- _AIM_:
Your task is to reproduce the material exactly.

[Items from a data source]
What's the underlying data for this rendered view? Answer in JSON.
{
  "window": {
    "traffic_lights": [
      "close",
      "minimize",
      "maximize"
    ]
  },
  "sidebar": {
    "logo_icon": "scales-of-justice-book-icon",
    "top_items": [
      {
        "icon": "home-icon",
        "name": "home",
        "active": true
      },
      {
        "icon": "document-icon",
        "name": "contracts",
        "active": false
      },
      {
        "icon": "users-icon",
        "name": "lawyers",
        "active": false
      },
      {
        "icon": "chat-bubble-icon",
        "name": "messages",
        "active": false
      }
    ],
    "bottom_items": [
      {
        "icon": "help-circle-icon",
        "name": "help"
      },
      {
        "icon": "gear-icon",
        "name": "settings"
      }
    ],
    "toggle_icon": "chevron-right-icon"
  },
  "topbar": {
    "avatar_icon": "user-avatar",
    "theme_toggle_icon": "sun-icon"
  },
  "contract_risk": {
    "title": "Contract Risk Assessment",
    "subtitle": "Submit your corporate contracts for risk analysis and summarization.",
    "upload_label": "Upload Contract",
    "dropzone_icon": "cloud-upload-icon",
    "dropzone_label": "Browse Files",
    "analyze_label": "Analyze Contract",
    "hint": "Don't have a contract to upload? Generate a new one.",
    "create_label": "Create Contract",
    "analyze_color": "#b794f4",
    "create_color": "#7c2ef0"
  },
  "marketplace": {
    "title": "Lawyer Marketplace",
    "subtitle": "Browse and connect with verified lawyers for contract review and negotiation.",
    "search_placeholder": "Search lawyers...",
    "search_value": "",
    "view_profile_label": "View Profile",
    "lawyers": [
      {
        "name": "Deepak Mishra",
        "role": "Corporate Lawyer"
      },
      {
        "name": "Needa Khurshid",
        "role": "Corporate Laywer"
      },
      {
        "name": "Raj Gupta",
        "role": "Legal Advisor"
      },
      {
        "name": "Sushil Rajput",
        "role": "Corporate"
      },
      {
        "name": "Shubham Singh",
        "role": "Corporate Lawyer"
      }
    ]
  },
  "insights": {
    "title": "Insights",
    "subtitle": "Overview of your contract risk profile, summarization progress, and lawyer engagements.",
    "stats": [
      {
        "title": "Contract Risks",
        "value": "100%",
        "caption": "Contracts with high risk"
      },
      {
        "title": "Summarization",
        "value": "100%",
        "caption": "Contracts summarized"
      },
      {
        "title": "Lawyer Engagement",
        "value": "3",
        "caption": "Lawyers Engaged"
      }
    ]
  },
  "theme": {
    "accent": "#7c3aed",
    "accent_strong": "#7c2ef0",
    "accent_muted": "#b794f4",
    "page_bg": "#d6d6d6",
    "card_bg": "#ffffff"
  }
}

- _EXERCISE RESPONSE_:
What's the underlying data for this rendered view? Answer in JSON.
{
  "window": {
    "traffic_lights": [
      "close",
      "minimize",
      "maximize"
    ]
  },
  "sidebar": {
    "logo_icon": "scales-of-justice-book-icon",
    "top_items": [
      {
        "icon": "home-icon",
        "name": "home",
        "active": true
      },
      {
        "icon": "document-icon",
        "name": "contracts",
        "active": false
      },
      {
        "icon": "users-icon",
        "name": "lawyers",
        "active": false
      },
      {
        "icon": "chat-bubble-icon",
        "name": "messages",
        "active": false
      }
    ],
    "bottom_items": [
      {
        "icon": "help-circle-icon",
        "name": "help"
      },
      {
        "icon": "gear-icon",
        "name": "settings"
      }
    ],
    "toggle_icon": "chevron-right-icon"
  },
  "topbar": {
    "avatar_icon": "user-avatar",
    "theme_toggle_icon": "sun-icon"
  },
  "contract_risk": {
    "title": "Contract Risk Assessment",
    "subtitle": "Submit your corporate contracts for risk analysis and summarization.",
    "upload_label": "Upload Contract",
    "dropzone_icon": "cloud-upload-icon",
    "dropzone_label": "Browse Files",
    "analyze_label": "Analyze Contract",
    "hint": "Don't have a contract to upload? Generate a new one.",
    "create_label": "Create Contract",
    "analyze_color": "#b794f4",
    "create_color": "#7c2ef0"
  },
  "marketplace": {
    "title": "Lawyer Marketplace",
    "subtitle": "Browse and connect with verified lawyers for contract review and negotiation.",
    "search_placeholder": "Search lawyers...",
    "search_value": "",
    "view_profile_label": "View Profile",
    "lawyers": [
      {
        "name": "Deepak Mishra",
        "role": "Corporate Lawyer"
      },
      {
        "name": "Needa Khurshid",
        "role": "Corporate Laywer"
      },
      {
        "name": "Raj Gupta",
        "role": "Legal Advisor"
      },
      {
        "name": "Sushil Rajput",
        "role": "Corporate"
      },
      {
        "name": "Shubham Singh",
        "role": "Corporate Lawyer"
      }
    ]
  },
  "insights": {
    "title": "Insights",
    "subtitle": "Overview of your contract risk profile, summarization progress, and lawyer engagements.",
    "stats": [
      {
        "title": "Contract Risks",
        "value": "100%",
        "caption": "Contracts with high risk"
      },
      {
        "title": "Summarization",
        "value": "100%",
        "caption": "Contracts summarized"
      },
      {
        "title": "Lawyer Engagement",
        "value": "3",
        "caption": "Lawyers Engaged"
      }
    ]
  },
  "theme": {
    "accent": "#7c3aed",
    "accent_strong": "#7c2ef0",
    "accent_muted": "#b794f4",
    "page_bg": "#d6d6d6",
    "card_bg": "#ffffff"
  }
}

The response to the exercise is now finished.